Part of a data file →
+---+

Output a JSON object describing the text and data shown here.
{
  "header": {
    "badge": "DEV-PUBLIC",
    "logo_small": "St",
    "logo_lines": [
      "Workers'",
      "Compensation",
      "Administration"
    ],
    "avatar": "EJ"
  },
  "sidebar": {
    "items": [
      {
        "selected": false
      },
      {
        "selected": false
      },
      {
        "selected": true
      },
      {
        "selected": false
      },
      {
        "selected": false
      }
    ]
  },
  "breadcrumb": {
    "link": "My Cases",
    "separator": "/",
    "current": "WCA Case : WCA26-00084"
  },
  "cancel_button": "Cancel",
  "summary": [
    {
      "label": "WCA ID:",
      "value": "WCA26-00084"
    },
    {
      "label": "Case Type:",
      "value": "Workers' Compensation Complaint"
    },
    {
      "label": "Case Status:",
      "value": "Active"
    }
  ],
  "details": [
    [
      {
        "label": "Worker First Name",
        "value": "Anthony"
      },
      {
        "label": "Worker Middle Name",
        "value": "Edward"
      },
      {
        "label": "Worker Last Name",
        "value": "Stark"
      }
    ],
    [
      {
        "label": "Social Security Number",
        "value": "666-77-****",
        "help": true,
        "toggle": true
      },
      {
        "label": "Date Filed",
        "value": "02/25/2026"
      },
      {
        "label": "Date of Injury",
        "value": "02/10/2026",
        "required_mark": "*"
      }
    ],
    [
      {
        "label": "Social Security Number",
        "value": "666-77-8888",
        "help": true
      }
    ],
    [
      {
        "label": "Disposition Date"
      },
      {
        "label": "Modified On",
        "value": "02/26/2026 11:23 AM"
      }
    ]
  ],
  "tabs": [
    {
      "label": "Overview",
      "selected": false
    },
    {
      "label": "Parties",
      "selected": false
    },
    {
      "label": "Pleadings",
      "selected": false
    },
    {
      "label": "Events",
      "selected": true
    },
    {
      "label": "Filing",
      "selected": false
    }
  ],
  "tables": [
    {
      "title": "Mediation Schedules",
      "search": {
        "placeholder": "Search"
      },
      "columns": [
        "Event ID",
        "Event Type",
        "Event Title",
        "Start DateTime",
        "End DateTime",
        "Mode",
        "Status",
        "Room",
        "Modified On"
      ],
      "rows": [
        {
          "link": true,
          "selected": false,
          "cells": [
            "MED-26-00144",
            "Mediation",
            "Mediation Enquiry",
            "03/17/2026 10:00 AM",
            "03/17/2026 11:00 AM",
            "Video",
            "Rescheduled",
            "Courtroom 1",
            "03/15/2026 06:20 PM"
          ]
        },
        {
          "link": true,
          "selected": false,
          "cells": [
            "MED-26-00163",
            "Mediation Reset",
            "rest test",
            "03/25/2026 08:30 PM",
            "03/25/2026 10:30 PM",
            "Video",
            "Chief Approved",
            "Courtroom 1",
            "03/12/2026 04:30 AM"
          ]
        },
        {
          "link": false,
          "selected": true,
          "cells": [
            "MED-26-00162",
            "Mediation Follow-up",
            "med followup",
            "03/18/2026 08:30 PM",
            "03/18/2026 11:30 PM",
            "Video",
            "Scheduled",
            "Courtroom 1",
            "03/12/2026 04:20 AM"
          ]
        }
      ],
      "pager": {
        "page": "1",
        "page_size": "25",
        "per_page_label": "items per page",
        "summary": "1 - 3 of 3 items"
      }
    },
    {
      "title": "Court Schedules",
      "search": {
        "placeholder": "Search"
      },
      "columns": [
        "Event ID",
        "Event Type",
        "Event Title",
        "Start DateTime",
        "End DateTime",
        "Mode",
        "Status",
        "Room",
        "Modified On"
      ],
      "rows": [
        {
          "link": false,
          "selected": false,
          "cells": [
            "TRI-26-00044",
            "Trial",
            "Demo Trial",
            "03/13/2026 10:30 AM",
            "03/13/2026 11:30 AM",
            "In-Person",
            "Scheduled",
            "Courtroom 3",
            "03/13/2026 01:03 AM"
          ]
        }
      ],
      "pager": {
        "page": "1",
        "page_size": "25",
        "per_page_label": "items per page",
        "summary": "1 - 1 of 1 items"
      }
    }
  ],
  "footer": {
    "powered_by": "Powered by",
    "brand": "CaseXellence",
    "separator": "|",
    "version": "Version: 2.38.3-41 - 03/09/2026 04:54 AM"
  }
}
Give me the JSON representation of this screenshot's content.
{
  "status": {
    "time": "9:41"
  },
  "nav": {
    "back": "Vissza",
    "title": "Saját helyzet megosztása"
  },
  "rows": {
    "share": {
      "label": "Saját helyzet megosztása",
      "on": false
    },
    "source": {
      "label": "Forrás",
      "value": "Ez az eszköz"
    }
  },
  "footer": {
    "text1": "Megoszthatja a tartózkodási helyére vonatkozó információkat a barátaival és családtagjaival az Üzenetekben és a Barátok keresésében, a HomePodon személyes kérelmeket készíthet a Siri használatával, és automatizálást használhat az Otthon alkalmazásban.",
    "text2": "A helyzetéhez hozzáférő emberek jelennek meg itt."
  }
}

+---+

Given task → Every line that holds the word "Schedules" should be extracted.

Correct answer →
      "title": "Mediation Schedules",
      "title": "Court Schedules",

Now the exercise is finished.